(Dataset records on visual material)
--------------------

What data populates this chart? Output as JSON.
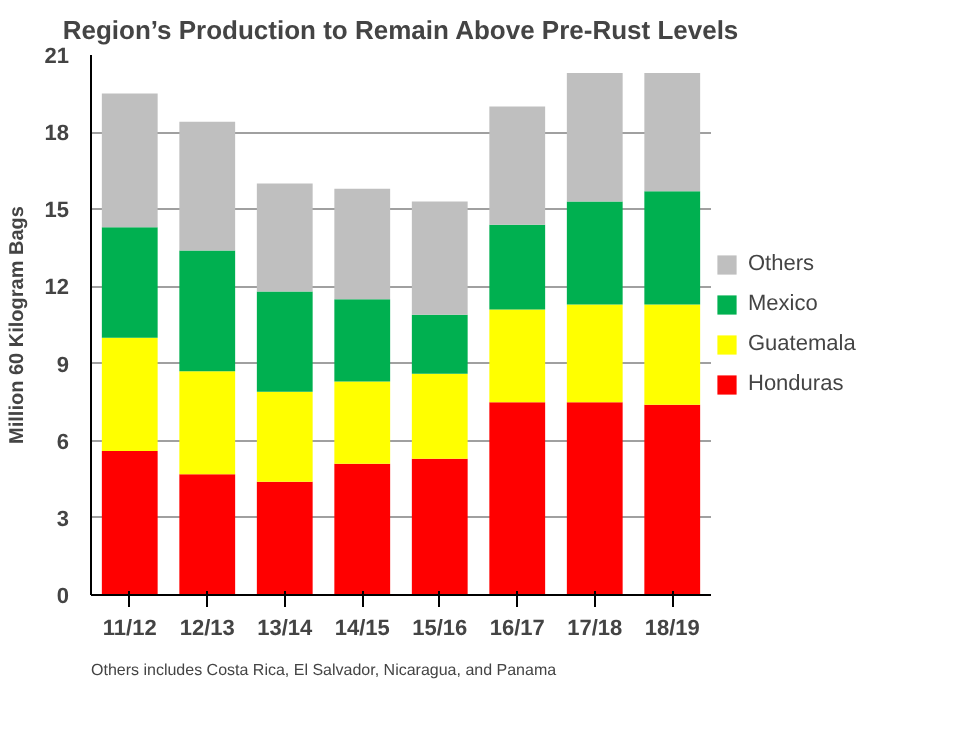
{
  "chart_data": {
    "type": "bar",
    "stacked": true,
    "title": "Region’s Production to Remain Above Pre-Rust Levels",
    "ylabel": "Million 60 Kilogram Bags",
    "categories": [
      "11/12",
      "12/13",
      "13/14",
      "14/15",
      "15/16",
      "16/17",
      "17/18",
      "18/19"
    ],
    "series": [
      {
        "name": "Honduras",
        "color": "#ff0000",
        "values": [
          5.6,
          4.7,
          4.4,
          5.1,
          5.3,
          7.5,
          7.5,
          7.4
        ]
      },
      {
        "name": "Guatemala",
        "color": "#ffff00",
        "values": [
          4.4,
          4.0,
          3.5,
          3.2,
          3.3,
          3.6,
          3.8,
          3.9
        ]
      },
      {
        "name": "Mexico",
        "color": "#00b050",
        "values": [
          4.3,
          4.7,
          3.9,
          3.2,
          2.3,
          3.3,
          4.0,
          4.4
        ]
      },
      {
        "name": "Others",
        "color": "#bfbfbf",
        "values": [
          5.2,
          5.0,
          4.2,
          4.3,
          4.4,
          4.6,
          5.0,
          4.6
        ]
      }
    ],
    "ylim": [
      0,
      21
    ],
    "yticks": [
      0,
      3,
      6,
      9,
      12,
      15,
      18,
      21
    ],
    "grid": "y",
    "legend": "right",
    "annotations": [
      "Others includes Costa Rica, El Salvador, Nicaragua, and Panama"
    ]
  }
}
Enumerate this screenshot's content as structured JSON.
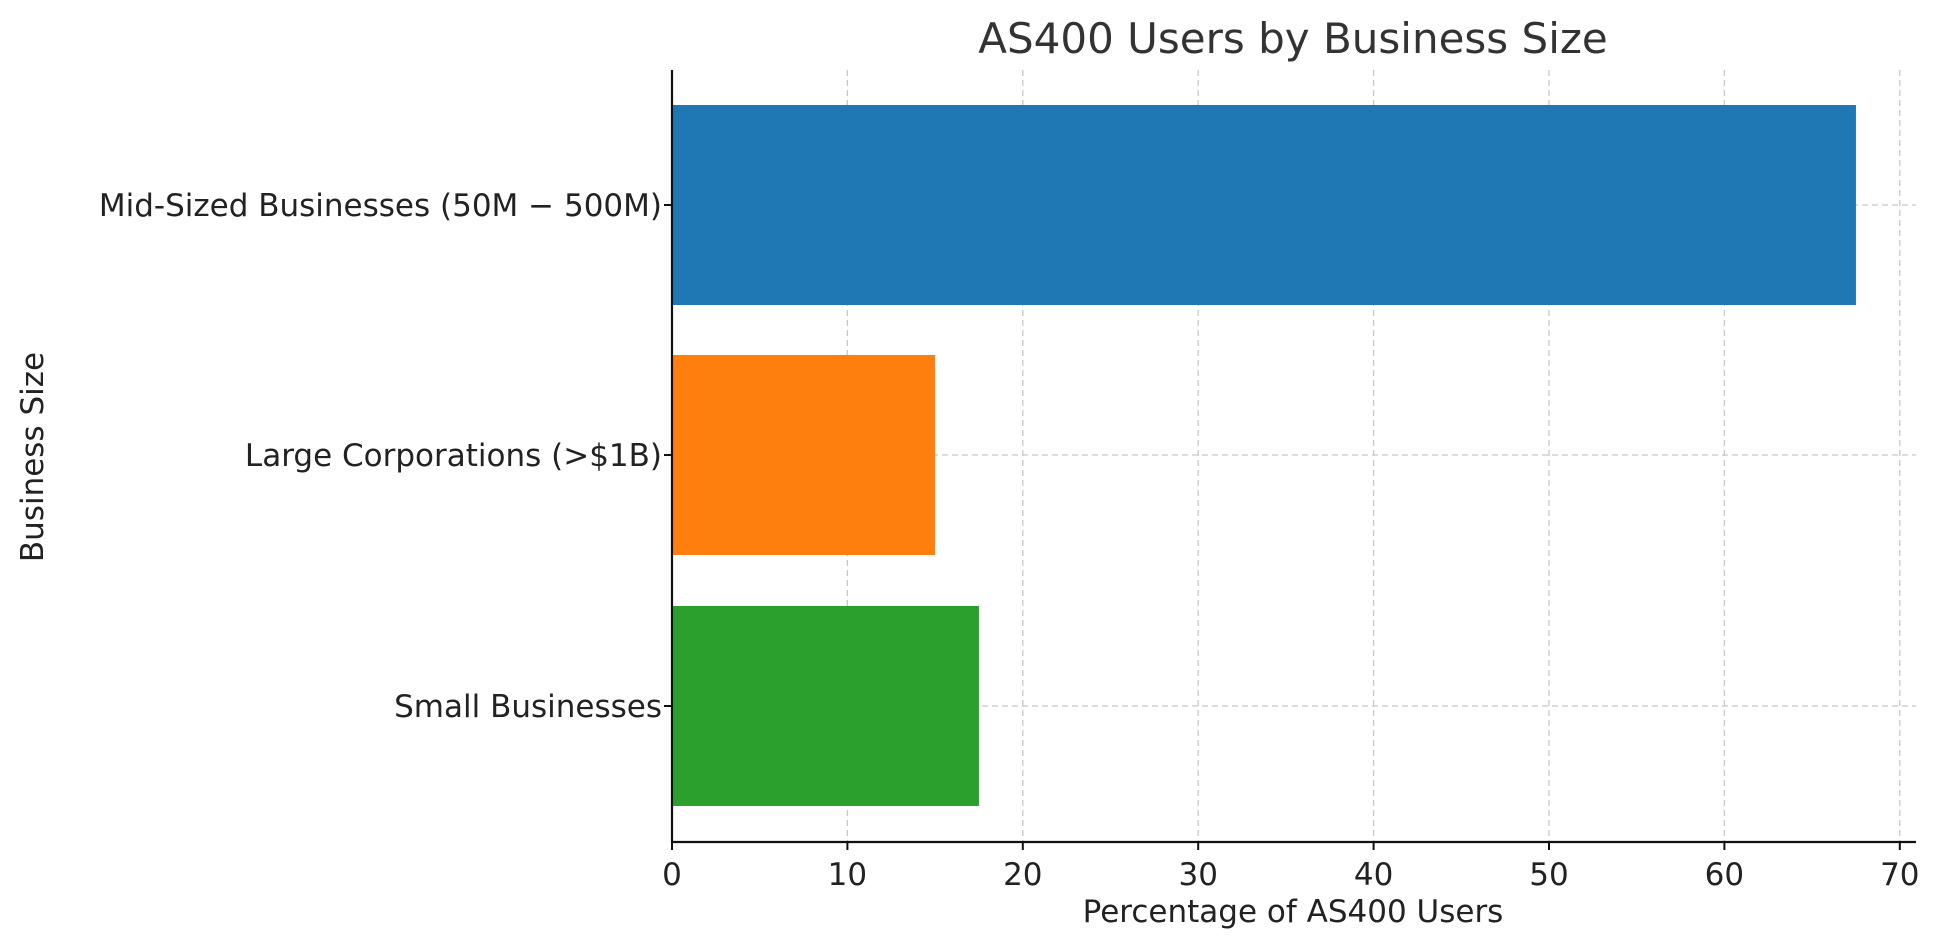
{
  "chart_data": {
    "type": "bar",
    "orientation": "horizontal",
    "title": "AS400 Users by Business Size",
    "xlabel": "Percentage of AS400 Users",
    "ylabel": "Business Size",
    "categories": [
      "Mid-Sized Businesses ($50M-$500M)",
      "Large Corporations (>$1B)",
      "Small Businesses"
    ],
    "category_tick_labels": [
      "Mid-Sized Businesses (50M − 500M)",
      "Large Corporations (>$1B)",
      "Small Businesses"
    ],
    "values": [
      67.5,
      15,
      17.5
    ],
    "colors": [
      "#1f77b4",
      "#ff7f0e",
      "#2ca02c"
    ],
    "xlim": [
      0,
      71
    ],
    "xticks": [
      0,
      10,
      20,
      30,
      40,
      50,
      60,
      70
    ],
    "grid": true,
    "legend": "none"
  }
}
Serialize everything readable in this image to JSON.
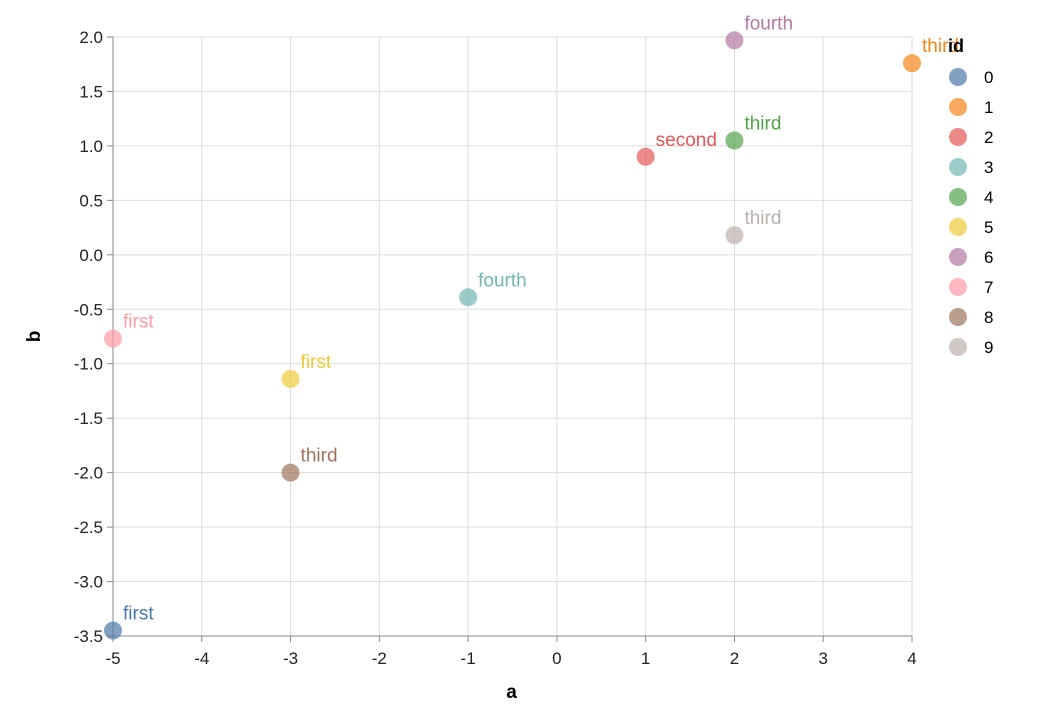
{
  "chart_data": {
    "type": "scatter",
    "xlabel": "a",
    "ylabel": "b",
    "xlim": [
      -5,
      4
    ],
    "ylim": [
      -3.5,
      2.0
    ],
    "x_ticks": [
      -5,
      -4,
      -3,
      -2,
      -1,
      0,
      1,
      2,
      3,
      4
    ],
    "y_ticks": [
      2.0,
      1.5,
      1.0,
      0.5,
      0.0,
      -0.5,
      -1.0,
      -1.5,
      -2.0,
      -2.5,
      -3.0,
      -3.5
    ],
    "grid": true,
    "legend": {
      "title": "id",
      "placement": "right",
      "entries": [
        "0",
        "1",
        "2",
        "3",
        "4",
        "5",
        "6",
        "7",
        "8",
        "9"
      ]
    },
    "points": [
      {
        "id": "0",
        "a": -5,
        "b": -3.45,
        "label": "first",
        "color": "#4c78a8"
      },
      {
        "id": "1",
        "a": 4,
        "b": 1.76,
        "label": "third",
        "color": "#f58518"
      },
      {
        "id": "2",
        "a": 1,
        "b": 0.9,
        "label": "second",
        "color": "#e45756"
      },
      {
        "id": "3",
        "a": -1,
        "b": -0.39,
        "label": "fourth",
        "color": "#72b7b2"
      },
      {
        "id": "4",
        "a": 2,
        "b": 1.05,
        "label": "third",
        "color": "#54a24b"
      },
      {
        "id": "5",
        "a": -3,
        "b": -1.14,
        "label": "first",
        "color": "#eeca3b"
      },
      {
        "id": "6",
        "a": 2,
        "b": 1.97,
        "label": "fourth",
        "color": "#b279a2"
      },
      {
        "id": "7",
        "a": -5,
        "b": -0.77,
        "label": "first",
        "color": "#ff9da6"
      },
      {
        "id": "8",
        "a": -3,
        "b": -2.0,
        "label": "third",
        "color": "#9d755d"
      },
      {
        "id": "9",
        "a": 2,
        "b": 0.18,
        "label": "third",
        "color": "#bab0ac"
      }
    ],
    "legend_colors": [
      "#4c78a8",
      "#f58518",
      "#e45756",
      "#72b7b2",
      "#54a24b",
      "#eeca3b",
      "#b279a2",
      "#ff9da6",
      "#9d755d",
      "#bab0ac"
    ]
  }
}
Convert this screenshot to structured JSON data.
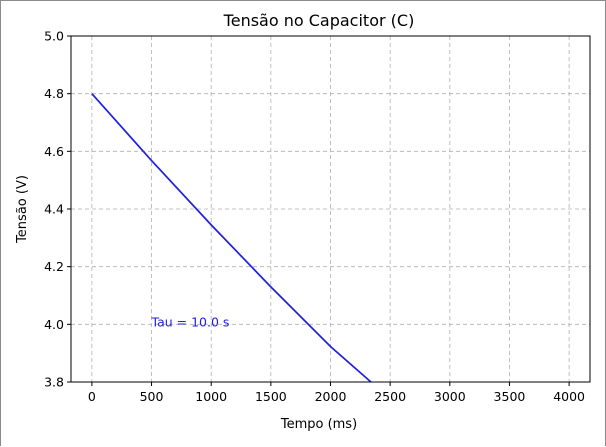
{
  "chart_data": {
    "type": "line",
    "title": "Tensão no Capacitor (C)",
    "xlabel": "Tempo (ms)",
    "ylabel": "Tensão (V)",
    "xlim": [
      -175,
      4175
    ],
    "ylim": [
      3.8,
      5.0
    ],
    "x_ticks": [
      0,
      500,
      1000,
      1500,
      2000,
      2500,
      3000,
      3500,
      4000
    ],
    "y_ticks": [
      3.8,
      4.0,
      4.2,
      4.4,
      4.6,
      4.8,
      5.0
    ],
    "x_tick_labels": [
      "0",
      "500",
      "1000",
      "1500",
      "2000",
      "2500",
      "3000",
      "3500",
      "4000"
    ],
    "y_tick_labels": [
      "3.8",
      "4.0",
      "4.2",
      "4.4",
      "4.6",
      "4.8",
      "5.0"
    ],
    "grid": true,
    "series": [
      {
        "color": "#1f1fe0",
        "x": [
          0,
          500,
          1000,
          1500,
          2000,
          2339
        ],
        "y": [
          4.8,
          4.568,
          4.345,
          4.13,
          3.923,
          3.8
        ]
      }
    ],
    "annotations": [
      {
        "text": "Tau = 10.0 s",
        "x": 500,
        "y": 4.0,
        "color": "#1f1fe0"
      }
    ]
  }
}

--------------------

* **What the task requires**:
Each line of the data should be quoted exactly, with pictures left out.

* **Solution for this task**:
What data populates this chart? Output as JSON.
{
  "chart_data": {
    "type": "bar",
    "stacked": true,
    "title": "Region’s Production to Remain Above Pre-Rust Levels",
    "ylabel": "Million 60 Kilogram Bags",
    "categories": [
      "11/12",
      "12/13",
      "13/14",
      "14/15",
      "15/16",
      "16/17",
      "17/18",
      "18/19"
    ],
    "series": [
      {
        "name": "Honduras",
        "color": "#ff0000",
        "values": [
          5.6,
          4.7,
          4.4,
          5.1,
          5.3,
          7.5,
          7.5,
          7.4
        ]
      },
      {
        "name": "Guatemala",
        "color": "#ffff00",
        "values": [
          4.4,
          4.0,
          3.5,
          3.2,
          3.3,
          3.6,
          3.8,
          3.9
        ]
      },
      {
        "name": "Mexico",
        "color": "#00b050",
        "values": [
          4.3,
          4.7,
          3.9,
          3.2,
          2.3,
          3.3,
          4.0,
          4.4
        ]
      },
      {
        "name": "Others",
        "color": "#bfbfbf",
        "values": [
          5.2,
          5.0,
          4.2,
          4.3,
          4.4,
          4.6,
          5.0,
          4.6
        ]
      }
    ],
    "ylim": [
      0,
      21
    ],
    "yticks": [
      0,
      3,
      6,
      9,
      12,
      15,
      18,
      21
    ],
    "grid": "y",
    "legend": "right",
    "annotations": [
      "Others includes Costa Rica, El Salvador, Nicaragua, and Panama"
    ]
  }
}
Enumerate this screenshot's content as structured JSON.
{
  "chart_data": {
    "type": "bar",
    "orientation": "horizontal",
    "title": "AS400 Users by Business Size",
    "xlabel": "Percentage of AS400 Users",
    "ylabel": "Business Size",
    "categories": [
      "Mid-Sized Businesses ($50M-$500M)",
      "Large Corporations (>$1B)",
      "Small Businesses"
    ],
    "category_tick_labels": [
      "Mid-Sized Businesses (50M − 500M)",
      "Large Corporations (>$1B)",
      "Small Businesses"
    ],
    "values": [
      67.5,
      15,
      17.5
    ],
    "colors": [
      "#1f77b4",
      "#ff7f0e",
      "#2ca02c"
    ],
    "xlim": [
      0,
      71
    ],
    "xticks": [
      0,
      10,
      20,
      30,
      40,
      50,
      60,
      70
    ],
    "grid": true,
    "legend": "none"
  }
}
Serialize everything readable in this image to JSON.
{
  "chart_data": {
    "type": "scatter",
    "xlabel": "a",
    "ylabel": "b",
    "xlim": [
      -5,
      4
    ],
    "ylim": [
      -3.5,
      2.0
    ],
    "x_ticks": [
      -5,
      -4,
      -3,
      -2,
      -1,
      0,
      1,
      2,
      3,
      4
    ],
    "y_ticks": [
      2.0,
      1.5,
      1.0,
      0.5,
      0.0,
      -0.5,
      -1.0,
      -1.5,
      -2.0,
      -2.5,
      -3.0,
      -3.5
    ],
    "grid": true,
    "legend": {
      "title": "id",
      "placement": "right",
      "entries": [
        "0",
        "1",
        "2",
        "3",
        "4",
        "5",
        "6",
        "7",
        "8",
        "9"
      ]
    },
    "points": [
      {
        "id": "0",
        "a": -5,
        "b": -3.45,
        "label": "first",
        "color": "#4c78a8"
      },
      {
        "id": "1",
        "a": 4,
        "b": 1.76,
        "label": "third",
        "color": "#f58518"
      },
      {
        "id": "2",
        "a": 1,
        "b": 0.9,
        "label": "second",
        "color": "#e45756"
      },
      {
        "id": "3",
        "a": -1,
        "b": -0.39,
        "label": "fourth",
        "color": "#72b7b2"
      },
      {
        "id": "4",
        "a": 2,
        "b": 1.05,
        "label": "third",
        "color": "#54a24b"
      },
      {
        "id": "5",
        "a": -3,
        "b": -1.14,
        "label": "first",
        "color": "#eeca3b"
      },
      {
        "id": "6",
        "a": 2,
        "b": 1.97,
        "label": "fourth",
        "color": "#b279a2"
      },
      {
        "id": "7",
        "a": -5,
        "b": -0.77,
        "label": "first",
        "color": "#ff9da6"
      },
      {
        "id": "8",
        "a": -3,
        "b": -2.0,
        "label": "third",
        "color": "#9d755d"
      },
      {
        "id": "9",
        "a": 2,
        "b": 0.18,
        "label": "third",
        "color": "#bab0ac"
      }
    ],
    "legend_colors": [
      "#4c78a8",
      "#f58518",
      "#e45756",
      "#72b7b2",
      "#54a24b",
      "#eeca3b",
      "#b279a2",
      "#ff9da6",
      "#9d755d",
      "#bab0ac"
    ]
  }
}
Convert this screenshot to structured JSON data.
{
  "chart_data": {
    "type": "line",
    "title": "Tensão no Capacitor (C)",
    "xlabel": "Tempo (ms)",
    "ylabel": "Tensão (V)",
    "xlim": [
      -175,
      4175
    ],
    "ylim": [
      3.8,
      5.0
    ],
    "x_ticks": [
      0,
      500,
      1000,
      1500,
      2000,
      2500,
      3000,
      3500,
      4000
    ],
    "y_ticks": [
      3.8,
      4.0,
      4.2,
      4.4,
      4.6,
      4.8,
      5.0
    ],
    "x_tick_labels": [
      "0",
      "500",
      "1000",
      "1500",
      "2000",
      "2500",
      "3000",
      "3500",
      "4000"
    ],
    "y_tick_labels": [
      "3.8",
      "4.0",
      "4.2",
      "4.4",
      "4.6",
      "4.8",
      "5.0"
    ],
    "grid": true,
    "series": [
      {
        "color": "#1f1fe0",
        "x": [
          0,
          500,
          1000,
          1500,
          2000,
          2339
        ],
        "y": [
          4.8,
          4.568,
          4.345,
          4.13,
          3.923,
          3.8
        ]
      }
    ],
    "annotations": [
      {
        "text": "Tau = 10.0 s",
        "x": 500,
        "y": 4.0,
        "color": "#1f1fe0"
      }
    ]
  }
}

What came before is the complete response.